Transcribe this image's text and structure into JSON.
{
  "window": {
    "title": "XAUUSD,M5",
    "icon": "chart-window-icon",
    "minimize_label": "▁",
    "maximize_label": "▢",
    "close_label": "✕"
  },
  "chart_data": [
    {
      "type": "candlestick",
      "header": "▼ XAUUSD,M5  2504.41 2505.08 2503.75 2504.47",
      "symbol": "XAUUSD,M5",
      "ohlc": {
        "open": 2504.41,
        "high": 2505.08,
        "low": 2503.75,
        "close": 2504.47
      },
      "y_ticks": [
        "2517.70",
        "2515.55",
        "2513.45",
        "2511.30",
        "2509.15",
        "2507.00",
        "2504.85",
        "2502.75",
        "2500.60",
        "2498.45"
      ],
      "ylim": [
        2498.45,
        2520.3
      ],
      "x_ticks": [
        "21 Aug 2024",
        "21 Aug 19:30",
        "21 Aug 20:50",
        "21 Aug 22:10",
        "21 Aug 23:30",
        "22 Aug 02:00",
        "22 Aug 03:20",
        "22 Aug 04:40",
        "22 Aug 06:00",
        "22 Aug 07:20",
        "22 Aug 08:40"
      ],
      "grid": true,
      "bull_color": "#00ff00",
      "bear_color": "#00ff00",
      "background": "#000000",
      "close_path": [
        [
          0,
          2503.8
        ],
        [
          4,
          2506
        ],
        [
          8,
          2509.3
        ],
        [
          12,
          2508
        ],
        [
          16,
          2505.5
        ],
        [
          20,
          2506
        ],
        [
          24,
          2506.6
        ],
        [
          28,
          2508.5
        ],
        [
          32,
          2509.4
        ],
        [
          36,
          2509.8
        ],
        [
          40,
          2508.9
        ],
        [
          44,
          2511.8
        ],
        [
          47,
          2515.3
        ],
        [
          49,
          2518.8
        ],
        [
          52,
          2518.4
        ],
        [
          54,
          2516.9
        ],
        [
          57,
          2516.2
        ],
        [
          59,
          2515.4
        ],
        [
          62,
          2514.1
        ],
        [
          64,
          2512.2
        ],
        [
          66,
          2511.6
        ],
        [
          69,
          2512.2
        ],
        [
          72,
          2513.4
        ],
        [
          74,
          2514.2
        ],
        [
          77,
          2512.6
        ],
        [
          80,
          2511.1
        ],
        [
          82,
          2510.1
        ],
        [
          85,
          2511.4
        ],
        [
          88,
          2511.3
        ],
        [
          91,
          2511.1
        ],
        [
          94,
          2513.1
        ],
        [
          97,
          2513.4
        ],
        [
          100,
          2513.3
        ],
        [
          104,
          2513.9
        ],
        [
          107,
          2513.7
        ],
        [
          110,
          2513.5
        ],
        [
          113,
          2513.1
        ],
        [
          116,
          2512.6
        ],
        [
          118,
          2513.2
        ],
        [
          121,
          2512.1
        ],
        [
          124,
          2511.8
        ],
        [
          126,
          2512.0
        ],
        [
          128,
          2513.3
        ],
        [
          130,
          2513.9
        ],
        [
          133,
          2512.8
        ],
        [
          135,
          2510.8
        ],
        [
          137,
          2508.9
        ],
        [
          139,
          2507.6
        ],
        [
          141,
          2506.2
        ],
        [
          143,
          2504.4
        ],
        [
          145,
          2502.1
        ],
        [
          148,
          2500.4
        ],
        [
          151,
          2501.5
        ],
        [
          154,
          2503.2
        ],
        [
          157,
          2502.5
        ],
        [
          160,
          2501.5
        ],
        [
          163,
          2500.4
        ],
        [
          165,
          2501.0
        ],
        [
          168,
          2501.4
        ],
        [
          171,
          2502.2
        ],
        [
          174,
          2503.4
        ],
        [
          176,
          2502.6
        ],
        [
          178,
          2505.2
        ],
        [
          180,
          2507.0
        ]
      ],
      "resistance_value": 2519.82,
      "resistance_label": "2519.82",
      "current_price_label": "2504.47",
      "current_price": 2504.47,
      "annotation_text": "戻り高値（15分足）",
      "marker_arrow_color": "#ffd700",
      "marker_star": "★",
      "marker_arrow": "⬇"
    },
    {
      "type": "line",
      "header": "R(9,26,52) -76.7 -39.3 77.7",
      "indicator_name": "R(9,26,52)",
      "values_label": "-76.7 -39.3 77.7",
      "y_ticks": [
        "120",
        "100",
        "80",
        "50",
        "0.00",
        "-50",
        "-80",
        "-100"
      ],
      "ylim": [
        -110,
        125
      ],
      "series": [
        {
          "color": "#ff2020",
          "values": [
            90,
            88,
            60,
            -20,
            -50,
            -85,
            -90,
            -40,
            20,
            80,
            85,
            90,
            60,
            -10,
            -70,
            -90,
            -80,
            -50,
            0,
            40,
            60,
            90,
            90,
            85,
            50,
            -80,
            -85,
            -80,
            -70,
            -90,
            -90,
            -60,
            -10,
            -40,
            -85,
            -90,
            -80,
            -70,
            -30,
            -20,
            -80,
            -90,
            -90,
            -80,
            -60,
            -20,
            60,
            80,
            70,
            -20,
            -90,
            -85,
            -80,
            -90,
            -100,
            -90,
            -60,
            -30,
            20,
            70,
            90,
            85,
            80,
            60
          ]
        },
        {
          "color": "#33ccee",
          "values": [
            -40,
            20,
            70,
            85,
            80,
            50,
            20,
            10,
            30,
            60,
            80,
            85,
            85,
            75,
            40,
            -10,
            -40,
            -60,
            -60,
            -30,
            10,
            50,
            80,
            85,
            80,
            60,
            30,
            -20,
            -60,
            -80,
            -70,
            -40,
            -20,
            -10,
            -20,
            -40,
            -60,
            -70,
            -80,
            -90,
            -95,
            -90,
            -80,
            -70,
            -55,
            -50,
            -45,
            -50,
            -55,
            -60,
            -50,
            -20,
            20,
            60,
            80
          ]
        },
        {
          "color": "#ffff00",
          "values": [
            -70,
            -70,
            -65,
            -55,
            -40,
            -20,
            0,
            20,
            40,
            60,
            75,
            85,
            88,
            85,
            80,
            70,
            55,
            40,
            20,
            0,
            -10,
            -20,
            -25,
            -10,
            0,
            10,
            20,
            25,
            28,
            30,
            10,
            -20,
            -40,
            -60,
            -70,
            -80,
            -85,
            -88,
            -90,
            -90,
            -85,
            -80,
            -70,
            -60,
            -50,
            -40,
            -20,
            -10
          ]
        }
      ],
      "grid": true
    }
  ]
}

_ _ _ _ _

Retype all of the data shown above, word for word.

Transcribe this image's text and structure into JSON.
{
  "window": {
    "title": "XAUUSD,M5",
    "icon": "chart-window-icon",
    "minimize_label": "▁",
    "maximize_label": "▢",
    "close_label": "✕"
  },
  "chart_data": [
    {
      "type": "candlestick",
      "header": "▼ XAUUSD,M5  2504.41 2505.08 2503.75 2504.47",
      "symbol": "XAUUSD,M5",
      "ohlc": {
        "open": 2504.41,
        "high": 2505.08,
        "low": 2503.75,
        "close": 2504.47
      },
      "y_ticks": [
        "2517.70",
        "2515.55",
        "2513.45",
        "2511.30",
        "2509.15",
        "2507.00",
        "2504.85",
        "2502.75",
        "2500.60",
        "2498.45"
      ],
      "ylim": [
        2498.45,
        2520.3
      ],
      "x_ticks": [
        "21 Aug 2024",
        "21 Aug 19:30",
        "21 Aug 20:50",
        "21 Aug 22:10",
        "21 Aug 23:30",
        "22 Aug 02:00",
        "22 Aug 03:20",
        "22 Aug 04:40",
        "22 Aug 06:00",
        "22 Aug 07:20",
        "22 Aug 08:40"
      ],
      "grid": true,
      "bull_color": "#00ff00",
      "bear_color": "#00ff00",
      "background": "#000000",
      "close_path": [
        [
          0,
          2503.8
        ],
        [
          4,
          2506
        ],
        [
          8,
          2509.3
        ],
        [
          12,
          2508
        ],
        [
          16,
          2505.5
        ],
        [
          20,
          2506
        ],
        [
          24,
          2506.6
        ],
        [
          28,
          2508.5
        ],
        [
          32,
          2509.4
        ],
        [
          36,
          2509.8
        ],
        [
          40,
          2508.9
        ],
        [
          44,
          2511.8
        ],
        [
          47,
          2515.3
        ],
        [
          49,
          2518.8
        ],
        [
          52,
          2518.4
        ],
        [
          54,
          2516.9
        ],
        [
          57,
          2516.2
        ],
        [
          59,
          2515.4
        ],
        [
          62,
          2514.1
        ],
        [
          64,
          2512.2
        ],
        [
          66,
          2511.6
        ],
        [
          69,
          2512.2
        ],
        [
          72,
          2513.4
        ],
        [
          74,
          2514.2
        ],
        [
          77,
          2512.6
        ],
        [
          80,
          2511.1
        ],
        [
          82,
          2510.1
        ],
        [
          85,
          2511.4
        ],
        [
          88,
          2511.3
        ],
        [
          91,
          2511.1
        ],
        [
          94,
          2513.1
        ],
        [
          97,
          2513.4
        ],
        [
          100,
          2513.3
        ],
        [
          104,
          2513.9
        ],
        [
          107,
          2513.7
        ],
        [
          110,
          2513.5
        ],
        [
          113,
          2513.1
        ],
        [
          116,
          2512.6
        ],
        [
          118,
          2513.2
        ],
        [
          121,
          2512.1
        ],
        [
          124,
          2511.8
        ],
        [
          126,
          2512.0
        ],
        [
          128,
          2513.3
        ],
        [
          130,
          2513.9
        ],
        [
          133,
          2512.8
        ],
        [
          135,
          2510.8
        ],
        [
          137,
          2508.9
        ],
        [
          139,
          2507.6
        ],
        [
          141,
          2506.2
        ],
        [
          143,
          2504.4
        ],
        [
          145,
          2502.1
        ],
        [
          148,
          2500.4
        ],
        [
          151,
          2501.5
        ],
        [
          154,
          2503.2
        ],
        [
          157,
          2502.5
        ],
        [
          160,
          2501.5
        ],
        [
          163,
          2500.4
        ],
        [
          165,
          2501.0
        ],
        [
          168,
          2501.4
        ],
        [
          171,
          2502.2
        ],
        [
          174,
          2503.4
        ],
        [
          176,
          2502.6
        ],
        [
          178,
          2505.2
        ],
        [
          180,
          2507.0
        ]
      ],
      "resistance_value": 2519.82,
      "resistance_label": "2519.82",
      "current_price_label": "2504.47",
      "current_price": 2504.47,
      "annotation_text": "戻り高値（15分足）",
      "marker_arrow_color": "#ffd700",
      "marker_star": "★",
      "marker_arrow": "⬇"
    },
    {
      "type": "line",
      "header": "R(9,26,52) -76.7 -39.3 77.7",
      "indicator_name": "R(9,26,52)",
      "values_label": "-76.7 -39.3 77.7",
      "y_ticks": [
        "120",
        "100",
        "80",
        "50",
        "0.00",
        "-50",
        "-80",
        "-100"
      ],
      "ylim": [
        -110,
        125
      ],
      "series": [
        {
          "color": "#ff2020",
          "values": [
            90,
            88,
            60,
            -20,
            -50,
            -85,
            -90,
            -40,
            20,
            80,
            85,
            90,
            60,
            -10,
            -70,
            -90,
            -80,
            -50,
            0,
            40,
            60,
            90,
            90,
            85,
            50,
            -80,
            -85,
            -80,
            -70,
            -90,
            -90,
            -60,
            -10,
            -40,
            -85,
            -90,
            -80,
            -70,
            -30,
            -20,
            -80,
            -90,
            -90,
            -80,
            -60,
            -20,
            60,
            80,
            70,
            -20,
            -90,
            -85,
            -80,
            -90,
            -100,
            -90,
            -60,
            -30,
            20,
            70,
            90,
            85,
            80,
            60
          ]
        },
        {
          "color": "#33ccee",
          "values": [
            -40,
            20,
            70,
            85,
            80,
            50,
            20,
            10,
            30,
            60,
            80,
            85,
            85,
            75,
            40,
            -10,
            -40,
            -60,
            -60,
            -30,
            10,
            50,
            80,
            85,
            80,
            60,
            30,
            -20,
            -60,
            -80,
            -70,
            -40,
            -20,
            -10,
            -20,
            -40,
            -60,
            -70,
            -80,
            -90,
            -95,
            -90,
            -80,
            -70,
            -55,
            -50,
            -45,
            -50,
            -55,
            -60,
            -50,
            -20,
            20,
            60,
            80
          ]
        },
        {
          "color": "#ffff00",
          "values": [
            -70,
            -70,
            -65,
            -55,
            -40,
            -20,
            0,
            20,
            40,
            60,
            75,
            85,
            88,
            85,
            80,
            70,
            55,
            40,
            20,
            0,
            -10,
            -20,
            -25,
            -10,
            0,
            10,
            20,
            25,
            28,
            30,
            10,
            -20,
            -40,
            -60,
            -70,
            -80,
            -85,
            -88,
            -90,
            -90,
            -85,
            -80,
            -70,
            -60,
            -50,
            -40,
            -20,
            -10
          ]
        }
      ],
      "grid": true
    }
  ]
}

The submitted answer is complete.